→ WHAT IS REQUIRED
Return every record exactly as written.

════

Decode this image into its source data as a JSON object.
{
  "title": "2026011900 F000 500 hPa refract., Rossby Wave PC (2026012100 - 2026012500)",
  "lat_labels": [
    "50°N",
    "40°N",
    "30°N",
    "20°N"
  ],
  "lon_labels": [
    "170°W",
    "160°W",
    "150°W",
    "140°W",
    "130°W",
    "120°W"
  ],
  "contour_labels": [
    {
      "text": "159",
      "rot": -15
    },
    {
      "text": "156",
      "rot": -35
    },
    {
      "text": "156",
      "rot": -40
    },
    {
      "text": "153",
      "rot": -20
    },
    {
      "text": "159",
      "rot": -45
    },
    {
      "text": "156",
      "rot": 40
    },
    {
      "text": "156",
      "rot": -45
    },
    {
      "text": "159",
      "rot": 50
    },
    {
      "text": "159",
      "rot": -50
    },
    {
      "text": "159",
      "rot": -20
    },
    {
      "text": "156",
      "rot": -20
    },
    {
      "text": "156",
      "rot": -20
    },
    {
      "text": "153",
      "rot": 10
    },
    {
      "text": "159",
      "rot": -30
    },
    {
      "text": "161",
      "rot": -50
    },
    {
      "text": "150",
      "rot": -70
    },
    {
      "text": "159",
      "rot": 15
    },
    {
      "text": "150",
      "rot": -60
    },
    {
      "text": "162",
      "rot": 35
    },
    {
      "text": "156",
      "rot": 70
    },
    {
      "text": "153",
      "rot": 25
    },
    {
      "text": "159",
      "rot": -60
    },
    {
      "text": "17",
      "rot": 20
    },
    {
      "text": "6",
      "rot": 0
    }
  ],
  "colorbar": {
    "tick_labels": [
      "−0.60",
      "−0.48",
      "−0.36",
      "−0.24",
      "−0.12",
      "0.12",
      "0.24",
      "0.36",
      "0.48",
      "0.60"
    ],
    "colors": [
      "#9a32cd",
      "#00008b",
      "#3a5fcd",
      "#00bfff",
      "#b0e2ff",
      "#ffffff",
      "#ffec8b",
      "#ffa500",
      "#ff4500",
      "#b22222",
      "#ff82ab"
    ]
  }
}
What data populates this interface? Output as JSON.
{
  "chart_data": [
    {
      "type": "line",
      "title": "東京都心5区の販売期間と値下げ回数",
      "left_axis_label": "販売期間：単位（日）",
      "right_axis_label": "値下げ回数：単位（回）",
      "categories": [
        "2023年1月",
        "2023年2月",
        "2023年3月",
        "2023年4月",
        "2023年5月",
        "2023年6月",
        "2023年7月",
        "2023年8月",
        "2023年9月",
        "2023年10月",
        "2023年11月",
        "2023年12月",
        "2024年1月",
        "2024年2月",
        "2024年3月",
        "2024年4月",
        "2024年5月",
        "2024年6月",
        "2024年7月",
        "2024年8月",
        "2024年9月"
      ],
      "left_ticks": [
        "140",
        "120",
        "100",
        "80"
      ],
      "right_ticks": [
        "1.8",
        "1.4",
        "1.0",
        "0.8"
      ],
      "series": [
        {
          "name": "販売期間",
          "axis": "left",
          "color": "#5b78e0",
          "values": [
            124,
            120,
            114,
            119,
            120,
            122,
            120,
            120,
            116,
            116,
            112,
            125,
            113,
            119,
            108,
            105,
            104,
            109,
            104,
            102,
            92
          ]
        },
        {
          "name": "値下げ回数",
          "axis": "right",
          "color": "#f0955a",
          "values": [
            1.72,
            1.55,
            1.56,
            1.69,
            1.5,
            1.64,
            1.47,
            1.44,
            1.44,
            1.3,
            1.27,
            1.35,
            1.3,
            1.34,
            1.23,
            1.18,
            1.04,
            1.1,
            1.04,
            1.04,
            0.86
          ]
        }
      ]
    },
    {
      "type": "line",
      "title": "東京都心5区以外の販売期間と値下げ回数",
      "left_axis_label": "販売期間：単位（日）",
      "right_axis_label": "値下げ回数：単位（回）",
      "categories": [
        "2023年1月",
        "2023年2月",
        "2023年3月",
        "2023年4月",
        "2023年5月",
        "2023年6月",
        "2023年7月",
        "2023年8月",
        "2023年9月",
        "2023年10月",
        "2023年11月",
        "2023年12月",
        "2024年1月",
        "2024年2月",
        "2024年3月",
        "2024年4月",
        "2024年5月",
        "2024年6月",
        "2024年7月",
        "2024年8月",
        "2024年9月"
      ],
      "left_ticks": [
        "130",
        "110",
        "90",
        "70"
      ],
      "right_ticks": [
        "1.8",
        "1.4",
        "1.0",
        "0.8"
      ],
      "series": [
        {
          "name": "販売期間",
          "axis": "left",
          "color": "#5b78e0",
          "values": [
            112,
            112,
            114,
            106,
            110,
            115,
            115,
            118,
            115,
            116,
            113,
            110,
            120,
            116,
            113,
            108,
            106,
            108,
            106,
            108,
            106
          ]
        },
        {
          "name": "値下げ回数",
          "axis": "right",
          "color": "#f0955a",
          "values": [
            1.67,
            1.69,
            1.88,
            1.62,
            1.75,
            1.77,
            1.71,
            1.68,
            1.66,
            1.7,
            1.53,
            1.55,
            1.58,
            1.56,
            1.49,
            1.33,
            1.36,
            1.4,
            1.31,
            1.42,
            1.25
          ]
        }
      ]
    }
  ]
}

════

→ FINAL RESULT
Decode this image into its source data as a JSON object.
{
  "title": "2026011900 F000 500 hPa refract., Rossby Wave PC (2026012100 - 2026012500)",
  "lat_labels": [
    "50°N",
    "40°N",
    "30°N",
    "20°N"
  ],
  "lon_labels": [
    "170°W",
    "160°W",
    "150°W",
    "140°W",
    "130°W",
    "120°W"
  ],
  "contour_labels": [
    {
      "text": "159",
      "rot": -15
    },
    {
      "text": "156",
      "rot": -35
    },
    {
      "text": "156",
      "rot": -40
    },
    {
      "text": "153",
      "rot": -20
    },
    {
      "text": "159",
      "rot": -45
    },
    {
      "text": "156",
      "rot": 40
    },
    {
      "text": "156",
      "rot": -45
    },
    {
      "text": "159",
      "rot": 50
    },
    {
      "text": "159",
      "rot": -50
    },
    {
      "text": "159",
      "rot": -20
    },
    {
      "text": "156",
      "rot": -20
    },
    {
      "text": "156",
      "rot": -20
    },
    {
      "text": "153",
      "rot": 10
    },
    {
      "text": "159",
      "rot": -30
    },
    {
      "text": "161",
      "rot": -50
    },
    {
      "text": "150",
      "rot": -70
    },
    {
      "text": "159",
      "rot": 15
    },
    {
      "text": "150",
      "rot": -60
    },
    {
      "text": "162",
      "rot": 35
    },
    {
      "text": "156",
      "rot": 70
    },
    {
      "text": "153",
      "rot": 25
    },
    {
      "text": "159",
      "rot": -60
    },
    {
      "text": "17",
      "rot": 20
    },
    {
      "text": "6",
      "rot": 0
    }
  ],
  "colorbar": {
    "tick_labels": [
      "−0.60",
      "−0.48",
      "−0.36",
      "−0.24",
      "−0.12",
      "0.12",
      "0.24",
      "0.36",
      "0.48",
      "0.60"
    ],
    "colors": [
      "#9a32cd",
      "#00008b",
      "#3a5fcd",
      "#00bfff",
      "#b0e2ff",
      "#ffffff",
      "#ffec8b",
      "#ffa500",
      "#ff4500",
      "#b22222",
      "#ff82ab"
    ]
  }
}
What data populates this interface? Output as JSON.
{
  "chart_data": [
    {
      "type": "line",
      "title": "東京都心5区の販売期間と値下げ回数",
      "left_axis_label": "販売期間：単位（日）",
      "right_axis_label": "値下げ回数：単位（回）",
      "categories": [
        "2023年1月",
        "2023年2月",
        "2023年3月",
        "2023年4月",
        "2023年5月",
        "2023年6月",
        "2023年7月",
        "2023年8月",
        "2023年9月",
        "2023年10月",
        "2023年11月",
        "2023年12月",
        "2024年1月",
        "2024年2月",
        "2024年3月",
        "2024年4月",
        "2024年5月",
        "2024年6月",
        "2024年7月",
        "2024年8月",
        "2024年9月"
      ],
      "left_ticks": [
        "140",
        "120",
        "100",
        "80"
      ],
      "right_ticks": [
        "1.8",
        "1.4",
        "1.0",
        "0.8"
      ],
      "series": [
        {
          "name": "販売期間",
          "axis": "left",
          "color": "#5b78e0",
          "values": [
            124,
            120,
            114,
            119,
            120,
            122,
            120,
            120,
            116,
            116,
            112,
            125,
            113,
            119,
            108,
            105,
            104,
            109,
            104,
            102,
            92
          ]
        },
        {
          "name": "値下げ回数",
          "axis": "right",
          "color": "#f0955a",
          "values": [
            1.72,
            1.55,
            1.56,
            1.69,
            1.5,
            1.64,
            1.47,
            1.44,
            1.44,
            1.3,
            1.27,
            1.35,
            1.3,
            1.34,
            1.23,
            1.18,
            1.04,
            1.1,
            1.04,
            1.04,
            0.86
          ]
        }
      ]
    },
    {
      "type": "line",
      "title": "東京都心5区以外の販売期間と値下げ回数",
      "left_axis_label": "販売期間：単位（日）",
      "right_axis_label": "値下げ回数：単位（回）",
      "categories": [
        "2023年1月",
        "2023年2月",
        "2023年3月",
        "2023年4月",
        "2023年5月",
        "2023年6月",
        "2023年7月",
        "2023年8月",
        "2023年9月",
        "2023年10月",
        "2023年11月",
        "2023年12月",
        "2024年1月",
        "2024年2月",
        "2024年3月",
        "2024年4月",
        "2024年5月",
        "2024年6月",
        "2024年7月",
        "2024年8月",
        "2024年9月"
      ],
      "left_ticks": [
        "130",
        "110",
        "90",
        "70"
      ],
      "right_ticks": [
        "1.8",
        "1.4",
        "1.0",
        "0.8"
      ],
      "series": [
        {
          "name": "販売期間",
          "axis": "left",
          "color": "#5b78e0",
          "values": [
            112,
            112,
            114,
            106,
            110,
            115,
            115,
            118,
            115,
            116,
            113,
            110,
            120,
            116,
            113,
            108,
            106,
            108,
            106,
            108,
            106
          ]
        },
        {
          "name": "値下げ回数",
          "axis": "right",
          "color": "#f0955a",
          "values": [
            1.67,
            1.69,
            1.88,
            1.62,
            1.75,
            1.77,
            1.71,
            1.68,
            1.66,
            1.7,
            1.53,
            1.55,
            1.58,
            1.56,
            1.49,
            1.33,
            1.36,
            1.4,
            1.31,
            1.42,
            1.25
          ]
        }
      ]
    }
  ]
}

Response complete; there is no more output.